### [Stored data entries]
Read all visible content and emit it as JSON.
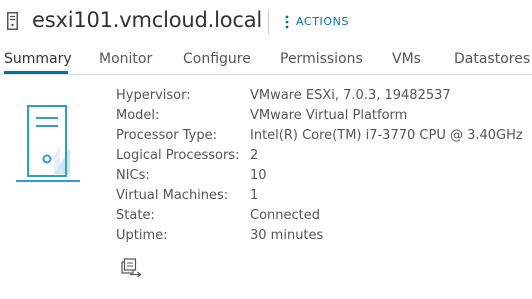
{
  "header": {
    "host_name": "esxi101.vmcloud.local",
    "host_icon": "server-icon",
    "actions_label": "ACTIONS",
    "actions_icon": "vertical-ellipsis-icon"
  },
  "tabs": [
    {
      "label": "Summary",
      "active": true
    },
    {
      "label": "Monitor",
      "active": false
    },
    {
      "label": "Configure",
      "active": false
    },
    {
      "label": "Permissions",
      "active": false
    },
    {
      "label": "VMs",
      "active": false
    },
    {
      "label": "Datastores",
      "active": false
    }
  ],
  "summary": {
    "illustration_icon": "host-server-icon",
    "properties": [
      {
        "label": "Hypervisor:",
        "value": "VMware ESXi, 7.0.3, 19482537"
      },
      {
        "label": "Model:",
        "value": "VMware Virtual Platform"
      },
      {
        "label": "Processor Type:",
        "value": "Intel(R) Core(TM) i7-3770 CPU @ 3.40GHz"
      },
      {
        "label": "Logical Processors:",
        "value": "2"
      },
      {
        "label": "NICs:",
        "value": "10"
      },
      {
        "label": "Virtual Machines:",
        "value": "1"
      },
      {
        "label": "State:",
        "value": "Connected"
      },
      {
        "label": "Uptime:",
        "value": "30 minutes"
      }
    ],
    "footer_icon": "vm-migrate-icon"
  },
  "colors": {
    "accent": "#0072a3",
    "text": "#565656",
    "title": "#333333",
    "illustration_stroke": "#2e9cd6",
    "illustration_fill": "#cfe6f5"
  }
}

### [Goal]
Pictures are to be left out; the records above must be repeated word for word.

### [Output of the exercise]
Read all visible content and emit it as JSON.
{
  "header": {
    "host_name": "esxi101.vmcloud.local",
    "host_icon": "server-icon",
    "actions_label": "ACTIONS",
    "actions_icon": "vertical-ellipsis-icon"
  },
  "tabs": [
    {
      "label": "Summary",
      "active": true
    },
    {
      "label": "Monitor",
      "active": false
    },
    {
      "label": "Configure",
      "active": false
    },
    {
      "label": "Permissions",
      "active": false
    },
    {
      "label": "VMs",
      "active": false
    },
    {
      "label": "Datastores",
      "active": false
    }
  ],
  "summary": {
    "illustration_icon": "host-server-icon",
    "properties": [
      {
        "label": "Hypervisor:",
        "value": "VMware ESXi, 7.0.3, 19482537"
      },
      {
        "label": "Model:",
        "value": "VMware Virtual Platform"
      },
      {
        "label": "Processor Type:",
        "value": "Intel(R) Core(TM) i7-3770 CPU @ 3.40GHz"
      },
      {
        "label": "Logical Processors:",
        "value": "2"
      },
      {
        "label": "NICs:",
        "value": "10"
      },
      {
        "label": "Virtual Machines:",
        "value": "1"
      },
      {
        "label": "State:",
        "value": "Connected"
      },
      {
        "label": "Uptime:",
        "value": "30 minutes"
      }
    ],
    "footer_icon": "vm-migrate-icon"
  },
  "colors": {
    "accent": "#0072a3",
    "text": "#565656",
    "title": "#333333",
    "illustration_stroke": "#2e9cd6",
    "illustration_fill": "#cfe6f5"
  }
}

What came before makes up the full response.